## WHAT TO DO:
Rewrite the material starting at the line containing "Identify 21 of" and ending at the line containing "x-tick-label: 50000: [893, 506, 943, 519]", switching "x-tick-label" to "horizontal-tick-label" and changing nothing else.

(Some records)
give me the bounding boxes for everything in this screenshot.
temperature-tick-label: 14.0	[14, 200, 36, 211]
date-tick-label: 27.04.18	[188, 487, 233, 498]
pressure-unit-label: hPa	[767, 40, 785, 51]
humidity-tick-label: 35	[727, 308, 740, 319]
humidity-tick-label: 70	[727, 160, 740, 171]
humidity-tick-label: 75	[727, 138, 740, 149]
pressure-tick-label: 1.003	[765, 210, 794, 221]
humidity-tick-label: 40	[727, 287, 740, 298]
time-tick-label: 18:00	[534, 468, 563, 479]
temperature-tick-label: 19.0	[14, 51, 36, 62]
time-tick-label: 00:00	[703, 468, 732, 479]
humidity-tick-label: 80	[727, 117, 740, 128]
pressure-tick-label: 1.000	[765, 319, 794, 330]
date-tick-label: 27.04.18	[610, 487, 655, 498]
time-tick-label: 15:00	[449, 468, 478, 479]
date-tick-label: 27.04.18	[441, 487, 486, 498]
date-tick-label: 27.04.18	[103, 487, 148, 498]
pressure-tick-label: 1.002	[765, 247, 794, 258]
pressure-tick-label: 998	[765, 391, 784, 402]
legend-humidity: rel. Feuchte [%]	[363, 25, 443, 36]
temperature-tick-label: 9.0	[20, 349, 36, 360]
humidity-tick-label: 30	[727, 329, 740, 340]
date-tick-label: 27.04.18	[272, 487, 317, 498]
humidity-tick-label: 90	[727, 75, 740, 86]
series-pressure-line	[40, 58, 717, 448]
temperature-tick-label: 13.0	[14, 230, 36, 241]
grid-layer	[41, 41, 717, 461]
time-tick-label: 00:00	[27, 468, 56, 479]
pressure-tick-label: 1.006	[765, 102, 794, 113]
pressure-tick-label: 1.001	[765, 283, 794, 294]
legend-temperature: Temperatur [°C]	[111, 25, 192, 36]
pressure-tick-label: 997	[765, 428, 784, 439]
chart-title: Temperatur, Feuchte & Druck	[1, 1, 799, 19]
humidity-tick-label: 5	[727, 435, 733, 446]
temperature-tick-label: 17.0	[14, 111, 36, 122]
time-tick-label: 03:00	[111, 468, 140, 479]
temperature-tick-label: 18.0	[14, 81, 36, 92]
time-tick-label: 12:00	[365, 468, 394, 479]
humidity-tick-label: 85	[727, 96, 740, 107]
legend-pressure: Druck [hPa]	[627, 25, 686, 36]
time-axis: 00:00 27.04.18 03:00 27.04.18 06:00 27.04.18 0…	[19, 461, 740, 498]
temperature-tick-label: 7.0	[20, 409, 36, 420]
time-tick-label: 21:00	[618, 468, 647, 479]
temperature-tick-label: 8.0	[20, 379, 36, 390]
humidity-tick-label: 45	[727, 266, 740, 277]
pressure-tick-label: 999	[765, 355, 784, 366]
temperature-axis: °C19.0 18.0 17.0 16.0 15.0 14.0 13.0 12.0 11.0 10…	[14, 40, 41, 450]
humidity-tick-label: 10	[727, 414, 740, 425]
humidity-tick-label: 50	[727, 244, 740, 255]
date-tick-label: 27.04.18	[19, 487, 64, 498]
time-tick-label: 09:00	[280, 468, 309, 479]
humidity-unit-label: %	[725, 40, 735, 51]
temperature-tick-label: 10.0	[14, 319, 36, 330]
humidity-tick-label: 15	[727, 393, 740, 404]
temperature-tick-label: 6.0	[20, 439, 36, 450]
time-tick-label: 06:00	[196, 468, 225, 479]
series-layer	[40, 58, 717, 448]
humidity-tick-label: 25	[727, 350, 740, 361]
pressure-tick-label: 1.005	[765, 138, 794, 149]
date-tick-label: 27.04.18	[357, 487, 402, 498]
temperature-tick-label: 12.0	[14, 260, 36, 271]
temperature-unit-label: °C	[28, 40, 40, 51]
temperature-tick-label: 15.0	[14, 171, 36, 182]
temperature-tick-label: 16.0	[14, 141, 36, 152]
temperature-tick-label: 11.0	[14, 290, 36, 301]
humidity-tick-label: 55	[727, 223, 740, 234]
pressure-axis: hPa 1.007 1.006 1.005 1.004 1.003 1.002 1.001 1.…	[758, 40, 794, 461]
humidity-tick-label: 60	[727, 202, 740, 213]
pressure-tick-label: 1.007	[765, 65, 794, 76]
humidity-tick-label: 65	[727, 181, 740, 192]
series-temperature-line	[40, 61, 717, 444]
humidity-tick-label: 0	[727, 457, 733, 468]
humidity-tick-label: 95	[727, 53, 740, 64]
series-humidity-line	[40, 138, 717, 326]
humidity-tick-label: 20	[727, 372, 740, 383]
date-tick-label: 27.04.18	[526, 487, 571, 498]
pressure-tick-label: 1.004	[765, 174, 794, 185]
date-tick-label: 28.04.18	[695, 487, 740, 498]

==

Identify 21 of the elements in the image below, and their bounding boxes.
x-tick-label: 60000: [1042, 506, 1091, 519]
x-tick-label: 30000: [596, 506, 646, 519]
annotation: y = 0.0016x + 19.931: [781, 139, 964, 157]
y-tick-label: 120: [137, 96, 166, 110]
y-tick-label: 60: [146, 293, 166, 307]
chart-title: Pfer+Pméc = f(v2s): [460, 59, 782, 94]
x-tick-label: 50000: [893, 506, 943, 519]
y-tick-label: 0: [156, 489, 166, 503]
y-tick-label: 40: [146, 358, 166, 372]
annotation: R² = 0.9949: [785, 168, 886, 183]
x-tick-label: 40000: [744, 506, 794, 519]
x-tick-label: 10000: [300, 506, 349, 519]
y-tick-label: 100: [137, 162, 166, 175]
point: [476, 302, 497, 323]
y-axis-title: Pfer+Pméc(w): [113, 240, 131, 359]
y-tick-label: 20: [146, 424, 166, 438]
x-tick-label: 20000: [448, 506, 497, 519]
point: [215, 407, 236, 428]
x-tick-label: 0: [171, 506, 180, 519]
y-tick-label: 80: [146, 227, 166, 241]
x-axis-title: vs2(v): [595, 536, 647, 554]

## RESPONSE BELOW:
Identify 21 of the elements in the image below, and their bounding boxes.
horizontal-tick-label: 60000: [1042, 506, 1091, 519]
horizontal-tick-label: 30000: [596, 506, 646, 519]
annotation: y = 0.0016x + 19.931: [781, 139, 964, 157]
y-tick-label: 120: [137, 96, 166, 110]
y-tick-label: 60: [146, 293, 166, 307]
chart-title: Pfer+Pméc = f(v2s): [460, 59, 782, 94]
horizontal-tick-label: 50000: [893, 506, 943, 519]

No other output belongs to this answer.